** Begin Source passage **

This will show the raw text of the modulefile. This is same as printing the modulefile, but here Lmod will find the modulefile for you. If you want to know just the location of a modulefile do:

$ module --redirect --location show gcc

You will probably use the –redirect option so that the output goes to stdout and not stderr.

If you want to know how Lmod will parse a TCL modulefile you can do:

$ tclsh $LMOD_DIR/tcl2lua.tcl  <path_to_TCL_modulefile>

This useful when there is some question on how Lmod will treat a TCL modulefile.

ml: A convenient tool

For those of you who can’t type the mdoule, moduel, err module command correctly, Lmod has a tool for you. With ml you won’t have to type the module command again. The two most common commands are module list and module load <something> and ml does both:

$ ml

means module list. And:

$ ml foo

means module load foo while:

$ ml -bar

means module unload bar. It won’t come as a surprise that you can combine them:

$ ml foo -bar

means module unload bar; module load foo. You can do all the module commands:

$ ml spider
$ ml avail
$ ml show foo

If you ever have to load a module name spider you can do:

$ ml load spider

If you are ever forced to type the module command instead of ml then that is a bug and should be reported.

clearLmod: Complete remove Lmod setup

It is rare, but sometimes a user might need to remove the Lmod setup from their current shell. This command can be used with bash/zsh/csh/tcsh to remove the Lmod setup:

$ clearLmod

This command prints a message telling the user what it has done. This message can be silented with:

$ clearLmod --quiet

SAFETY FEATURES

(1): Users can only have one version active: The One Name Rule

If a user does:

$ module avail xyz

--------------- /opt/apps/modulefiles ----------------
xyz/8.1   xyz/11.1 (D)   xyz/12.1

$ module load xyz
$ module load xyz/12.0

The first load command will load the 11.1 version of xyz. In the second load, the module command knows that the user already has xyz/11.1 loaded so it unloads that and then loads xyz/12.0. This protection is only available with Lmod.

This is known as the One Name rule. This feature is core to how Lmod works and there is no way to override this.

(2) : Users can only load one compiler or MPI stack at a time.

Lmod provides an additional level of protection. If each of the compiler modulefiles add a line:

family("compiler")

Then Lmod will not load another compiler modulefile. Another benefit of the modulefile family directive is that an environment variable “LMOD_FAMILY_COMPILER” is assigned the name (and not the version). This can be useful specifying different options for different compilers. In the High Performance Computing (HPC) world, the message passing interface (MPI) libraries are important. The mpi modulefiles can contain a family(“MPI”) directive which will prevent users from loading more than one MPI implementation at a time. Also the environment variable “LMOD_FAMILY_MPI” is defined to the name of the mpi library.

** End Source passage **

--- Required work ---
**1.** According to the Lmod passage, which environment variable is set when compiler modulefiles include the family("compiler") line, and what does it hold?
**2.** Extend the Lmod passage with the next part, starting right after its final sentence.

** Begin Data listing **

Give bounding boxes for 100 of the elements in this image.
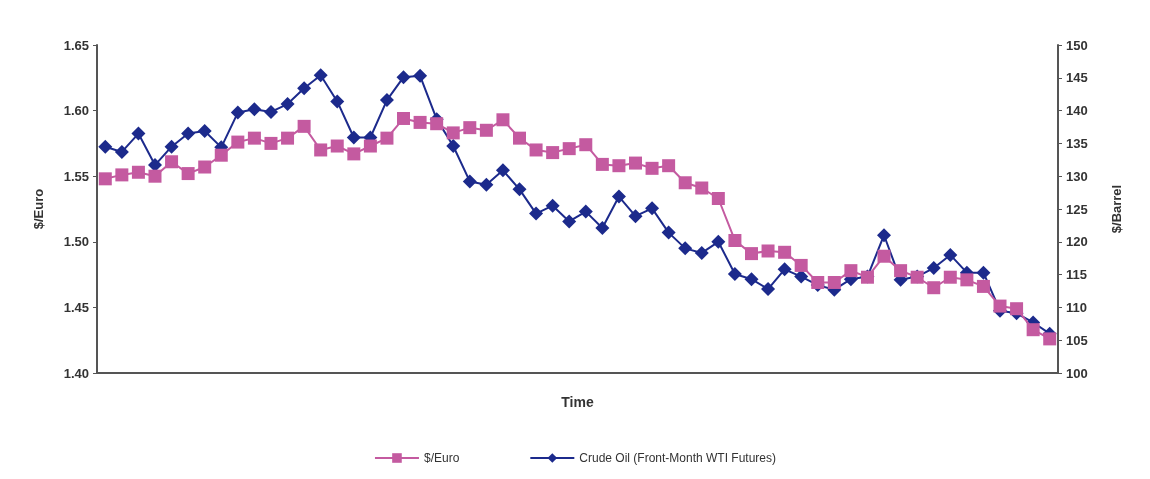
point	[164, 139, 179, 154]
y2-tick-label: 110	[1066, 299, 1087, 315]
point	[314, 143, 328, 157]
point	[397, 111, 411, 125]
y-tick-label: 1.45	[63, 299, 89, 315]
point	[297, 81, 312, 96]
point	[661, 225, 676, 240]
point	[396, 70, 411, 85]
y2-tick-label: 115	[1066, 267, 1087, 283]
point	[694, 245, 709, 260]
point	[695, 181, 709, 195]
point	[98, 172, 112, 186]
x-axis-title: Time	[561, 394, 594, 410]
point	[230, 105, 245, 120]
point	[281, 131, 295, 145]
point	[645, 201, 660, 216]
point	[794, 269, 809, 284]
point	[131, 126, 146, 141]
y-tick-label: 1.55	[63, 168, 89, 184]
point	[827, 275, 841, 289]
y-tick-label: 1.40	[63, 365, 89, 381]
point	[628, 209, 643, 224]
point	[1010, 302, 1024, 316]
point	[777, 262, 792, 277]
point	[943, 270, 957, 284]
point	[579, 138, 593, 152]
point	[165, 155, 179, 169]
point	[943, 247, 958, 262]
point	[512, 182, 527, 197]
point	[778, 245, 792, 259]
point	[197, 123, 212, 138]
point	[761, 244, 775, 258]
point	[413, 115, 427, 129]
y-tick-label: 1.60	[63, 103, 89, 119]
point	[578, 204, 593, 219]
point	[330, 94, 345, 109]
point	[379, 93, 394, 108]
point	[495, 163, 510, 178]
point	[98, 139, 113, 154]
point	[380, 131, 394, 145]
point	[678, 241, 693, 256]
y-axis-title: $/Euro	[31, 188, 46, 230]
point	[645, 161, 659, 175]
y2-tick-label: 145	[1066, 70, 1088, 86]
y2-tick-label: 135	[1066, 135, 1088, 151]
point	[280, 97, 295, 112]
point	[628, 156, 642, 170]
y2-tick-label: 125	[1066, 201, 1088, 217]
point	[231, 135, 245, 149]
point	[611, 189, 626, 204]
point	[562, 142, 576, 156]
point	[761, 282, 776, 297]
point	[479, 177, 494, 192]
point	[894, 264, 908, 278]
point	[744, 272, 759, 287]
point	[727, 266, 742, 281]
point	[513, 131, 527, 145]
y-tick-label: 1.65	[63, 37, 89, 53]
point	[744, 247, 758, 261]
point	[595, 221, 610, 236]
point	[313, 68, 328, 83]
point	[1026, 323, 1040, 337]
point	[529, 143, 543, 157]
point	[115, 168, 129, 182]
point	[877, 228, 892, 243]
legend-label: $/Euro	[423, 451, 460, 465]
point	[214, 148, 228, 162]
point	[496, 113, 510, 127]
point	[430, 117, 444, 131]
point	[247, 102, 262, 117]
point	[479, 123, 493, 137]
point	[413, 68, 428, 83]
y2-tick-label: 130	[1066, 168, 1088, 184]
y-tick-label: 1.50	[63, 234, 89, 250]
point	[794, 258, 808, 272]
point	[446, 126, 460, 140]
point	[330, 139, 344, 153]
point	[711, 192, 725, 205]
point	[711, 234, 726, 249]
y2-tick-label: 120	[1066, 234, 1088, 250]
point	[347, 147, 361, 161]
point	[546, 146, 560, 160]
point	[960, 273, 974, 287]
point	[562, 214, 577, 229]
y2-axis-title: $/Barrel	[1109, 184, 1124, 234]
point	[545, 198, 560, 213]
point	[926, 261, 941, 276]
point	[877, 249, 891, 263]
point	[811, 275, 825, 289]
point	[131, 165, 145, 179]
point	[462, 174, 477, 189]
point	[346, 130, 361, 145]
legend-label: Crude Oil (Front-Month WTI Futures)	[579, 451, 777, 465]
point	[198, 160, 212, 174]
point	[595, 157, 609, 171]
point	[529, 206, 544, 221]
point	[728, 233, 742, 247]
point	[612, 159, 626, 173]
y2-tick-label: 140	[1066, 103, 1088, 119]
point	[247, 131, 261, 145]
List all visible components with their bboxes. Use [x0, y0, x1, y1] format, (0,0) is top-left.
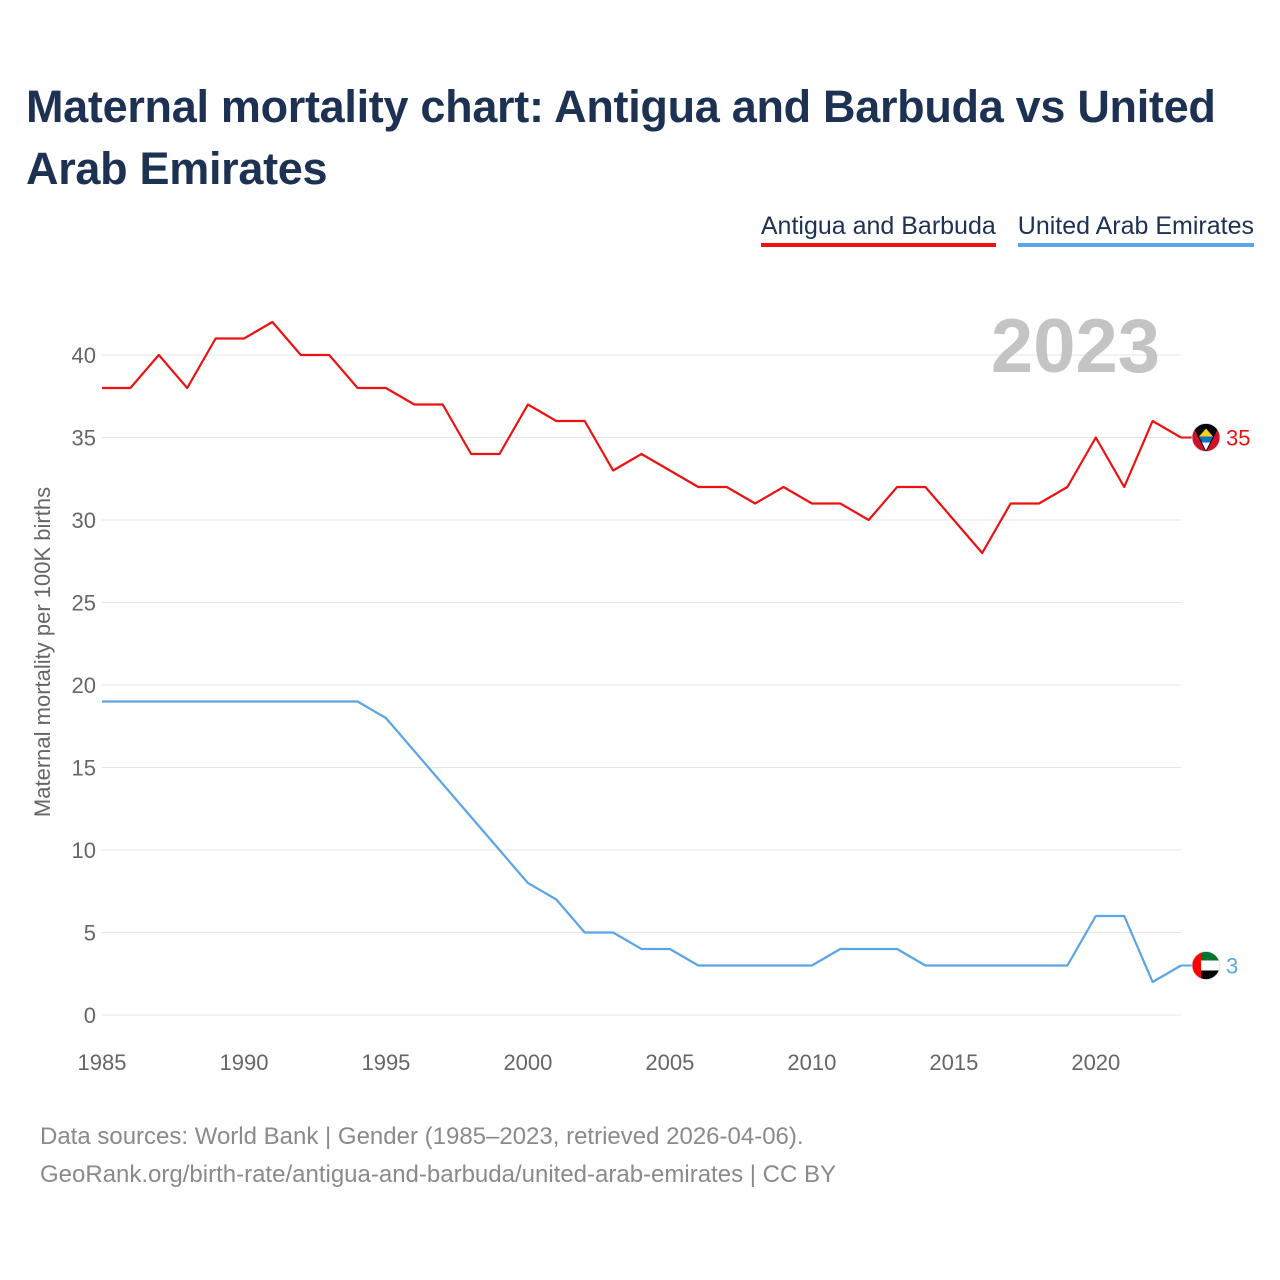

** End Data listing **

--- Answers to the problems ---
**1.** LMOD_FAMILY_COMPILER, which holds the compiler's name but not its version.

**2.**
Module Hierarchy

Libraries built with one compiler need to be linked with applications with the same compiler version. If sites are going to provide libraries, then there will be more than one version of the library, one for each compiler version. Therefore, whether it is the Boost library or an mpi library, there are multiple versions.

There are two main choices for system administrators. For the XYZ library compiled with either the UCC compiler or the GCC compiler, there could be the xyz-ucc modulefile and the xyz-gcc module file. This gets much more complicated when there are multiple versions of the XYZ library and different compilers. How does one label the various versions of the library and the compiler? Even if one makes sense of the version labeling, when a user changes compilers, the user will have to remember to unload the ucc and the xyz-ucc modulefiles when changing to gcc and xyz-gcc. If users have mismatched modules, their programs are going to fail in very mysterious ways.

A much saner strategy is to use a module hierarchy. Each compiler module adds to the MODULEPATH a compiler version modulefile directory. Only modulefiles that exist in that directory are packages that have been built with that compiler. When a user loads a particular compiler, that user only sees modulefile(s) that are valid for that compiler.

Similarly, applications that use libraries depending on MPI implementations must be built with the same compiler - MPI pairing. This leads to modulefile hierarchy. Therefore, as users start with the minimum set of loaded modules, all they will see are compilers, not any of the packages that depend on a compiler. Once they load a compiler they will see the modules that depend on that compiler. After choosing an MPI implementation, the modules that depend on that compiler-MPI pairing will be available. One of the nice features of Lmod is that it handles the hierarchy easily. If a user swaps compilers, then Lmod automatically unloads any modules that depends on the old compiler and reloads those modules that are dependent on the new compiler.

$ module list

1) gcc/4.4.5 2) boost/1.45.0

$ module swap gcc ucc

Due to MODULEPATH changes the follow modules have been reloaded: 1) boost

If a modulefile is not available with the new compiler, then the module is marked as inactive. Every time MODULEPATH changes, Lmod attempts to reload any inactive modules.

Searching For Modules

When a user enters:

$ module avail

Lmod reports only the modules that are in the current MODULEPATH. Those are the only modules that the user can load. If there is a modulefile hierarchy, then a package the user wants may be available but not with the current compiler version. Lmod offers a new command:

$ module spider

which lists all possible modules and not just the modules that can be seen in the current MODULEPATH. This command has three modes. The first mode is:

$ module spider

lmod: lmod/lmod
Lmod: An Environment Module System

ucc: ucc/11.1, ucc/12.0, ...
Ucc: the ultimate compiler collection

xyz: xyz/0.19, xyz/0.20, xyz/0.31
xyz: Solves any x or y or z problem.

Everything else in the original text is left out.